## Task description
Transcribe the material exactly. Images do not belong in the copy.

[START Material for the task]

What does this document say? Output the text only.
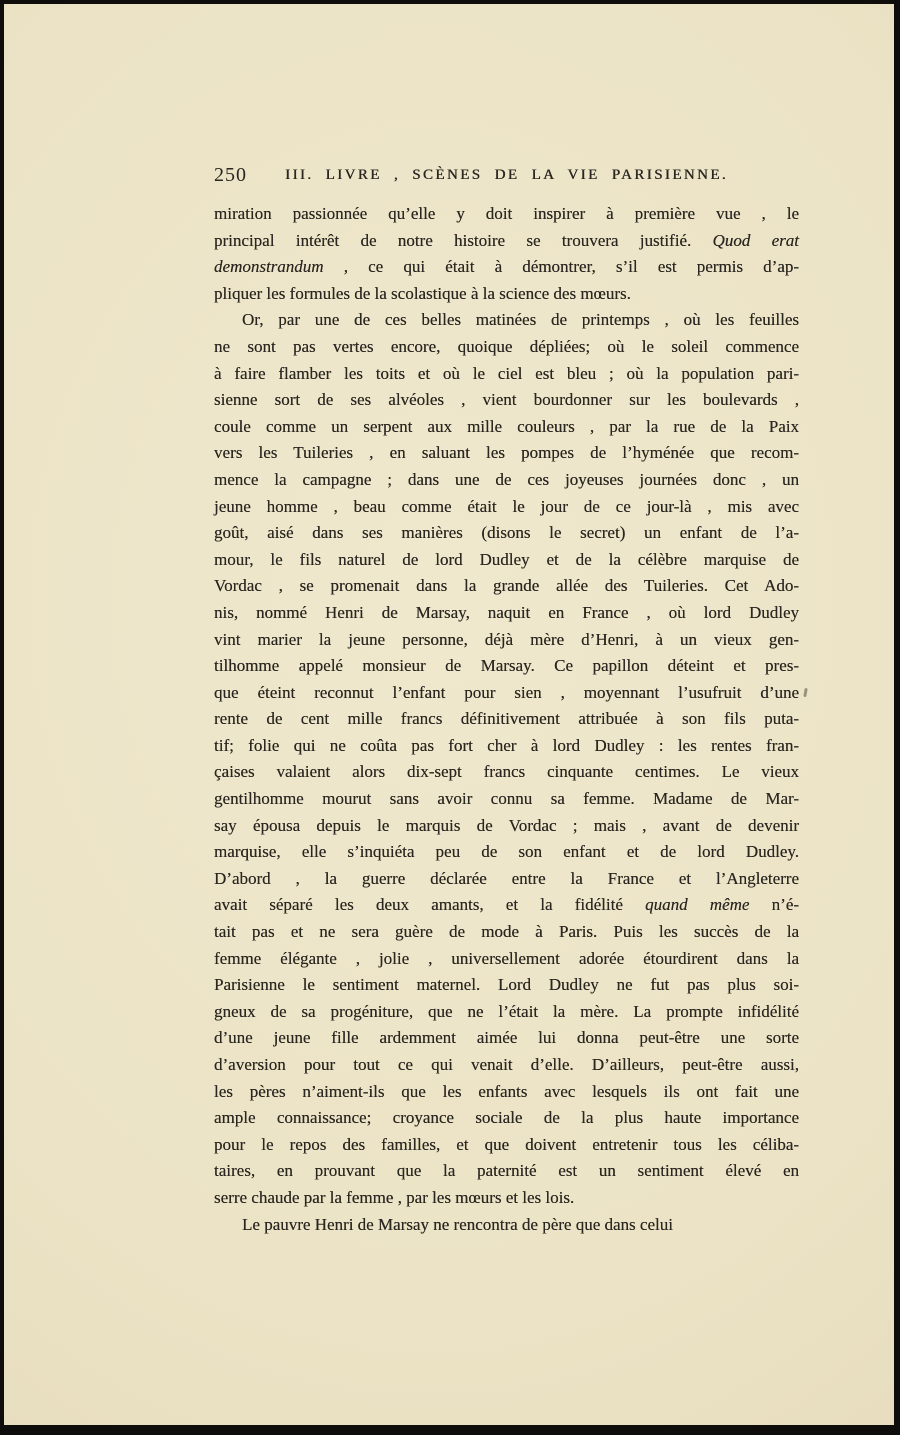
250	III. LIVRE , SCÈNES DE LA VIE PARISIENNE.
miration passionnée qu’elle y doit inspirer à première vue , le
principal intérêt de notre histoire se trouvera justifié. Quod erat
demonstrandum , ce qui était à démontrer, s’il est permis d’ap-
pliquer les formules de la scolastique à la science des mœurs.
Or, par une de ces belles matinées de printemps , où les feuilles
ne sont pas vertes encore, quoique dépliées; où le soleil commence
à faire flamber les toits et où le ciel est bleu ; où la population pari-
sienne sort de ses alvéoles , vient bourdonner sur les boulevards ,
coule comme un serpent aux mille couleurs , par la rue de la Paix
vers les Tuileries , en saluant les pompes de l’hyménée que recom-
mence la campagne ; dans une de ces joyeuses journées donc , un
jeune homme , beau comme était le jour de ce jour-là , mis avec
goût, aisé dans ses manières (disons le secret) un enfant de l’a-
mour, le fils naturel de lord Dudley et de la célèbre marquise de
Vordac , se promenait dans la grande allée des Tuileries. Cet Ado-
nis, nommé Henri de Marsay, naquit en France , où lord Dudley
vint marier la jeune personne, déjà mère d’Henri, à un vieux gen-
tilhomme appelé monsieur de Marsay. Ce papillon déteint et pres-
que éteint reconnut l’enfant pour sien , moyennant l’usufruit d’une
rente de cent mille francs définitivement attribuée à son fils puta-
tif; folie qui ne coûta pas fort cher à lord Dudley : les rentes fran-
çaises valaient alors dix-sept francs cinquante centimes. Le vieux
gentilhomme mourut sans avoir connu sa femme. Madame de Mar-
say épousa depuis le marquis de Vordac ; mais , avant de devenir
marquise, elle s’inquiéta peu de son enfant et de lord Dudley.
D’abord , la guerre déclarée entre la France et l’Angleterre
avait séparé les deux amants, et la fidélité quand même n’é-
tait pas et ne sera guère de mode à Paris. Puis les succès de la
femme élégante , jolie , universellement adorée étourdirent dans la
Parisienne le sentiment maternel. Lord Dudley ne fut pas plus soi-
gneux de sa progéniture, que ne l’était la mère. La prompte infidélité
d’une jeune fille ardemment aimée lui donna peut-être une sorte
d’aversion pour tout ce qui venait d’elle. D’ailleurs, peut-être aussi,
les pères n’aiment-ils que les enfants avec lesquels ils ont fait une
ample connaissance; croyance sociale de la plus haute importance
pour le repos des familles, et que doivent entretenir tous les céliba-
taires, en prouvant que la paternité est un sentiment élevé en
serre chaude par la femme , par les mœurs et les lois.
Le pauvre Henri de Marsay ne rencontra de père que dans celui
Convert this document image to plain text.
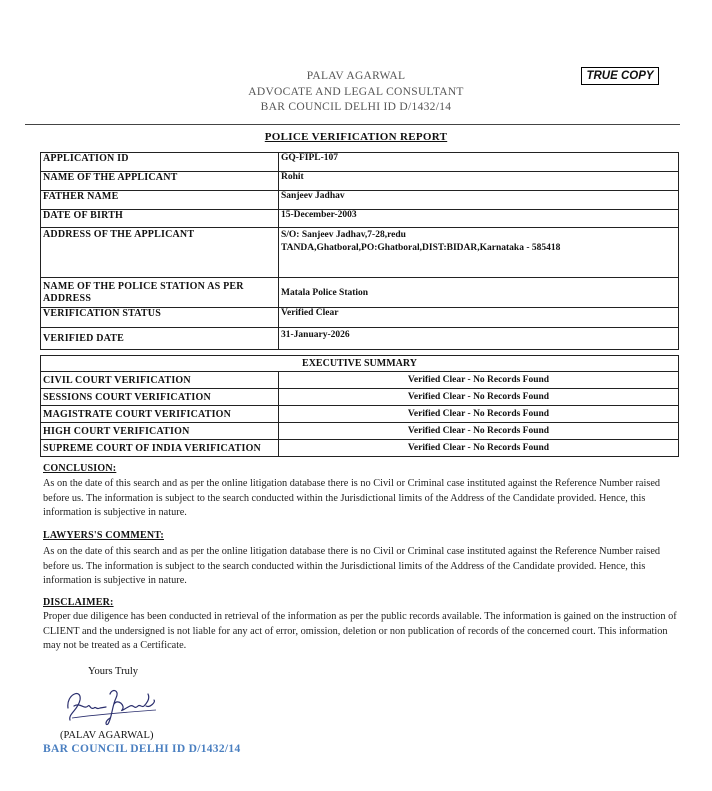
PALAV AGARWAL
ADVOCATE AND LEGAL CONSULTANT
BAR COUNCIL DELHI ID D/1432/14
TRUE COPY
POLICE VERIFICATION REPORT
APPLICATION ID	GQ-FIPL-107
NAME OF THE APPLICANT	Rohit
FATHER NAME	Sanjeev Jadhav
DATE OF BIRTH	15-December-2003
ADDRESS OF THE APPLICANT	S/O: Sanjeev Jadhav,7-28,redu TANDA,Ghatboral,PO:Ghatboral,DIST:BIDAR,Karnataka - 585418
NAME OF THE POLICE STATION AS PER ADDRESS	Matala Police Station
VERIFICATION STATUS	Verified Clear
VERIFIED DATE	31-January-2026
EXECUTIVE SUMMARY	
CIVIL COURT VERIFICATION	Verified Clear - No Records Found
SESSIONS COURT VERIFICATION	Verified Clear - No Records Found
MAGISTRATE COURT VERIFICATION	Verified Clear - No Records Found
HIGH COURT VERIFICATION	Verified Clear - No Records Found
SUPREME COURT OF INDIA VERIFICATION	Verified Clear - No Records Found
CONCLUSION:
As on the date of this search and as per the online litigation database there is no Civil or Criminal case instituted against the Reference Number raised before us. The information is subject to the search conducted within the Jurisdictional limits of the Address of the Candidate provided. Hence, this information is subjective in nature.
LAWYERS'S COMMENT:
As on the date of this search and as per the online litigation database there is no Civil or Criminal case instituted against the Reference Number raised before us. The information is subject to the search conducted within the Jurisdictional limits of the Address of the Candidate provided. Hence, this information is subjective in nature.
DISCLAIMER:
Proper due diligence has been conducted in retrieval of the information as per the public records available. The information is gained on the instruction of CLIENT and the undersigned is not liable for any act of error, omission, deletion or non publication of records of the concerned court. This information may not be treated as a Certificate.
Yours Truly
(PALAV AGARWAL)
BAR COUNCIL DELHI ID D/1432/14
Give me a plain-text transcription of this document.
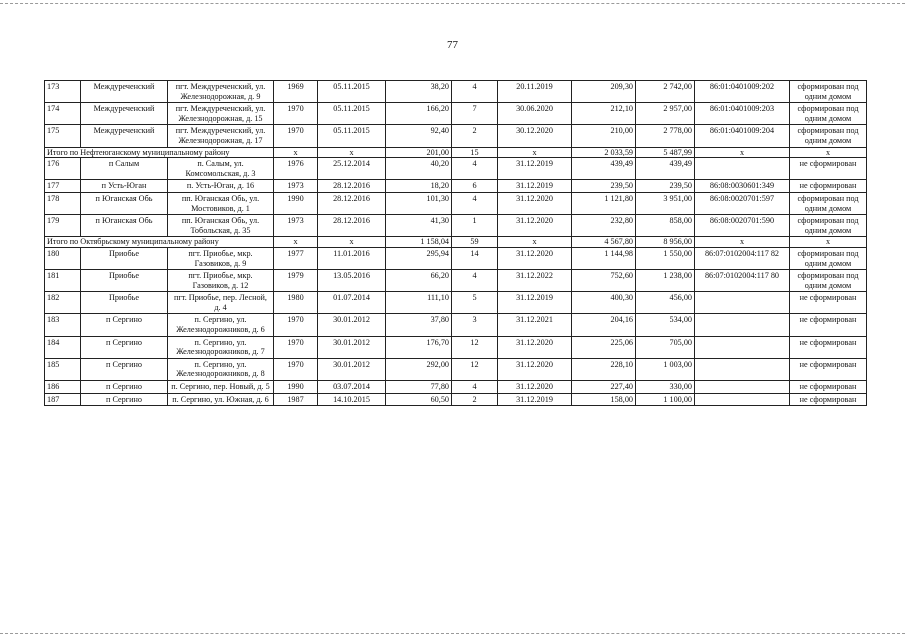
77
173	Междуреченский	пгт. Междуреченский, ул. Железнодорожная, д. 9	1969	05.11.2015	38,20	4	20.11.2019	209,30	2 742,00	86:01:0401009:202	сформирован под одним домом
174	Междуреченский	пгт. Междуреченский, ул. Железнодорожная, д. 15	1970	05.11.2015	166,20	7	30.06.2020	212,10	2 957,00	86:01:0401009:203	сформирован под одним домом
175	Междуреченский	пгт. Междуреченский, ул. Железнодорожная, д. 17	1970	05.11.2015	92,40	2	30.12.2020	210,00	2 778,00	86:01:0401009:204	сформирован под одним домом
Итого по Нефтеюганскому муниципальному району			х	х	201,00	15	х	2 033,59	5 487,99	х	х
176	п Салым	п. Салым, ул. Комсомольская, д. 3	1976	25.12.2014	40,20	4	31.12.2019	439,49	439,49		не сформирован
177	п Усть-Юган	п. Усть-Юган, д. 16	1973	28.12.2016	18,20	6	31.12.2019	239,50	239,50	86:08:0030601:349	не сформирован
178	п Юганская Обь	пп. Юганская Обь, ул. Мостовиков, д. 1	1990	28.12.2016	101,30	4	31.12.2020	1 121,80	3 951,00	86:08:0020701:597	сформирован под одним домом
179	п Юганская Обь	пп. Юганская Обь, ул. Тобольская, д. 35	1973	28.12.2016	41,30	1	31.12.2020	232,80	858,00	86:08:0020701:590	сформирован под одним домом
Итого по Октябрьскому муниципальному району			х	х	1 158,04	59	х	4 567,80	8 956,00	х	х
180	Приобье	пгт. Приобье, мкр. Газовиков, д. 9	1977	11.01.2016	295,94	14	31.12.2020	1 144,98	1 550,00	86:07:0102004:117 82	сформирован под одним домом
181	Приобье	пгт. Приобье, мкр. Газовиков, д. 12	1979	13.05.2016	66,20	4	31.12.2022	752,60	1 238,00	86:07:0102004:117 80	сформирован под одним домом
182	Приобье	пгт. Приобье, пер. Лесной, д. 4	1980	01.07.2014	111,10	5	31.12.2019	400,30	456,00		не сформирован
183	п Сергино	п. Сергино, ул. Железнодорожников, д. 6	1970	30.01.2012	37,80	3	31.12.2021	204,16	534,00		не сформирован
184	п Сергино	п. Сергино, ул. Железнодорожников, д. 7	1970	30.01.2012	176,70	12	31.12.2020	225,06	705,00		не сформирован
185	п Сергино	п. Сергино, ул. Железнодорожников, д. 8	1970	30.01.2012	292,00	12	31.12.2020	228,10	1 003,00		не сформирован
186	п Сергино	п. Сергино, пер. Новый, д. 5	1990	03.07.2014	77,80	4	31.12.2020	227,40	330,00		не сформирован
187	п Сергино	п. Сергино, ул. Южная, д. 6	1987	14.10.2015	60,50	2	31.12.2019	158,00	1 100,00		не сформирован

[END Material for the task]

## Correct answer
What does this document say? Output the text only.
250	III. LIVRE , SCÈNES DE LA VIE PARISIENNE.
miration passionnée qu’elle y doit inspirer à première vue , le
principal intérêt de notre histoire se trouvera justifié. Quod erat
demonstrandum , ce qui était à démontrer, s’il est permis d’ap-
pliquer les formules de la scolastique à la science des mœurs.
Or, par une de ces belles matinées de printemps , où les feuilles
ne sont pas vertes encore, quoique dépliées; où le soleil commence
à faire flamber les toits et où le ciel est bleu ; où la population pari-
sienne sort de ses alvéoles , vient bourdonner sur les boulevards ,
coule comme un serpent aux mille couleurs , par la rue de la Paix
vers les Tuileries , en saluant les pompes de l’hyménée que recom-
mence la campagne ; dans une de ces joyeuses journées donc , un
jeune homme , beau comme était le jour de ce jour-là , mis avec
goût, aisé dans ses manières (disons le secret) un enfant de l’a-
mour, le fils naturel de lord Dudley et de la célèbre marquise de
Vordac , se promenait dans la grande allée des Tuileries. Cet Ado-
nis, nommé Henri de Marsay, naquit en France , où lord Dudley
vint marier la jeune personne, déjà mère d’Henri, à un vieux gen-
tilhomme appelé monsieur de Marsay. Ce papillon déteint et pres-
que éteint reconnut l’enfant pour sien , moyennant l’usufruit d’une
rente de cent mille francs définitivement attribuée à son fils puta-
tif; folie qui ne coûta pas fort cher à lord Dudley : les rentes fran-
çaises valaient alors dix-sept francs cinquante centimes. Le vieux
gentilhomme mourut sans avoir connu sa femme. Madame de Mar-
say épousa depuis le marquis de Vordac ; mais , avant de devenir
marquise, elle s’inquiéta peu de son enfant et de lord Dudley.
D’abord , la guerre déclarée entre la France et l’Angleterre
avait séparé les deux amants, et la fidélité quand même n’é-
tait pas et ne sera guère de mode à Paris. Puis les succès de la
femme élégante , jolie , universellement adorée étourdirent dans la
Parisienne le sentiment maternel. Lord Dudley ne fut pas plus soi-
gneux de sa progéniture, que ne l’était la mère. La prompte infidélité
d’une jeune fille ardemment aimée lui donna peut-être une sorte
d’aversion pour tout ce qui venait d’elle. D’ailleurs, peut-être aussi,
les pères n’aiment-ils que les enfants avec lesquels ils ont fait une
ample connaissance; croyance sociale de la plus haute importance
pour le repos des familles, et que doivent entretenir tous les céliba-
taires, en prouvant que la paternité est un sentiment élevé en
serre chaude par la femme , par les mœurs et les lois.
Le pauvre Henri de Marsay ne rencontra de père que dans celui
Convert this document image to plain text.
PALAV AGARWAL
ADVOCATE AND LEGAL CONSULTANT
BAR COUNCIL DELHI ID D/1432/14
TRUE COPY
POLICE VERIFICATION REPORT
APPLICATION ID	GQ-FIPL-107
NAME OF THE APPLICANT	Rohit
FATHER NAME	Sanjeev Jadhav
DATE OF BIRTH	15-December-2003
ADDRESS OF THE APPLICANT	S/O: Sanjeev Jadhav,7-28,redu TANDA,Ghatboral,PO:Ghatboral,DIST:BIDAR,Karnataka - 585418
NAME OF THE POLICE STATION AS PER ADDRESS	Matala Police Station
VERIFICATION STATUS	Verified Clear
VERIFIED DATE	31-January-2026
EXECUTIVE SUMMARY	
CIVIL COURT VERIFICATION	Verified Clear - No Records Found
SESSIONS COURT VERIFICATION	Verified Clear - No Records Found
MAGISTRATE COURT VERIFICATION	Verified Clear - No Records Found
HIGH COURT VERIFICATION	Verified Clear - No Records Found
SUPREME COURT OF INDIA VERIFICATION	Verified Clear - No Records Found
CONCLUSION:
As on the date of this search and as per the online litigation database there is no Civil or Criminal case instituted against the Reference Number raised before us. The information is subject to the search conducted within the Jurisdictional limits of the Address of the Candidate provided. Hence, this information is subjective in nature.
LAWYERS'S COMMENT:
As on the date of this search and as per the online litigation database there is no Civil or Criminal case instituted against the Reference Number raised before us. The information is subject to the search conducted within the Jurisdictional limits of the Address of the Candidate provided. Hence, this information is subjective in nature.
DISCLAIMER:
Proper due diligence has been conducted in retrieval of the information as per the public records available. The information is gained on the instruction of CLIENT and the undersigned is not liable for any act of error, omission, deletion or non publication of records of the concerned court. This information may not be treated as a Certificate.
Yours Truly
(PALAV AGARWAL)
BAR COUNCIL DELHI ID D/1432/14
Give me a plain-text transcription of this document.
77
173	Междуреченский	пгт. Междуреченский, ул. Железнодорожная, д. 9	1969	05.11.2015	38,20	4	20.11.2019	209,30	2 742,00	86:01:0401009:202	сформирован под одним домом
174	Междуреченский	пгт. Междуреченский, ул. Железнодорожная, д. 15	1970	05.11.2015	166,20	7	30.06.2020	212,10	2 957,00	86:01:0401009:203	сформирован под одним домом
175	Междуреченский	пгт. Междуреченский, ул. Железнодорожная, д. 17	1970	05.11.2015	92,40	2	30.12.2020	210,00	2 778,00	86:01:0401009:204	сформирован под одним домом
Итого по Нефтеюганскому муниципальному району			х	х	201,00	15	х	2 033,59	5 487,99	х	х
176	п Салым	п. Салым, ул. Комсомольская, д. 3	1976	25.12.2014	40,20	4	31.12.2019	439,49	439,49		не сформирован
177	п Усть-Юган	п. Усть-Юган, д. 16	1973	28.12.2016	18,20	6	31.12.2019	239,50	239,50	86:08:0030601:349	не сформирован
178	п Юганская Обь	пп. Юганская Обь, ул. Мостовиков, д. 1	1990	28.12.2016	101,30	4	31.12.2020	1 121,80	3 951,00	86:08:0020701:597	сформирован под одним домом
179	п Юганская Обь	пп. Юганская Обь, ул. Тобольская, д. 35	1973	28.12.2016	41,30	1	31.12.2020	232,80	858,00	86:08:0020701:590	сформирован под одним домом
Итого по Октябрьскому муниципальному району			х	х	1 158,04	59	х	4 567,80	8 956,00	х	х
180	Приобье	пгт. Приобье, мкр. Газовиков, д. 9	1977	11.01.2016	295,94	14	31.12.2020	1 144,98	1 550,00	86:07:0102004:117 82	сформирован под одним домом
181	Приобье	пгт. Приобье, мкр. Газовиков, д. 12	1979	13.05.2016	66,20	4	31.12.2022	752,60	1 238,00	86:07:0102004:117 80	сформирован под одним домом
182	Приобье	пгт. Приобье, пер. Лесной, д. 4	1980	01.07.2014	111,10	5	31.12.2019	400,30	456,00		не сформирован
183	п Сергино	п. Сергино, ул. Железнодорожников, д. 6	1970	30.01.2012	37,80	3	31.12.2021	204,16	534,00		не сформирован
184	п Сергино	п. Сергино, ул. Железнодорожников, д. 7	1970	30.01.2012	176,70	12	31.12.2020	225,06	705,00		не сформирован
185	п Сергино	п. Сергино, ул. Железнодорожников, д. 8	1970	30.01.2012	292,00	12	31.12.2020	228,10	1 003,00		не сформирован
186	п Сергино	п. Сергино, пер. Новый, д. 5	1990	03.07.2014	77,80	4	31.12.2020	227,40	330,00		не сформирован
187	п Сергино	п. Сергино, ул. Южная, д. 6	1987	14.10.2015	60,50	2	31.12.2019	158,00	1 100,00		не сформирован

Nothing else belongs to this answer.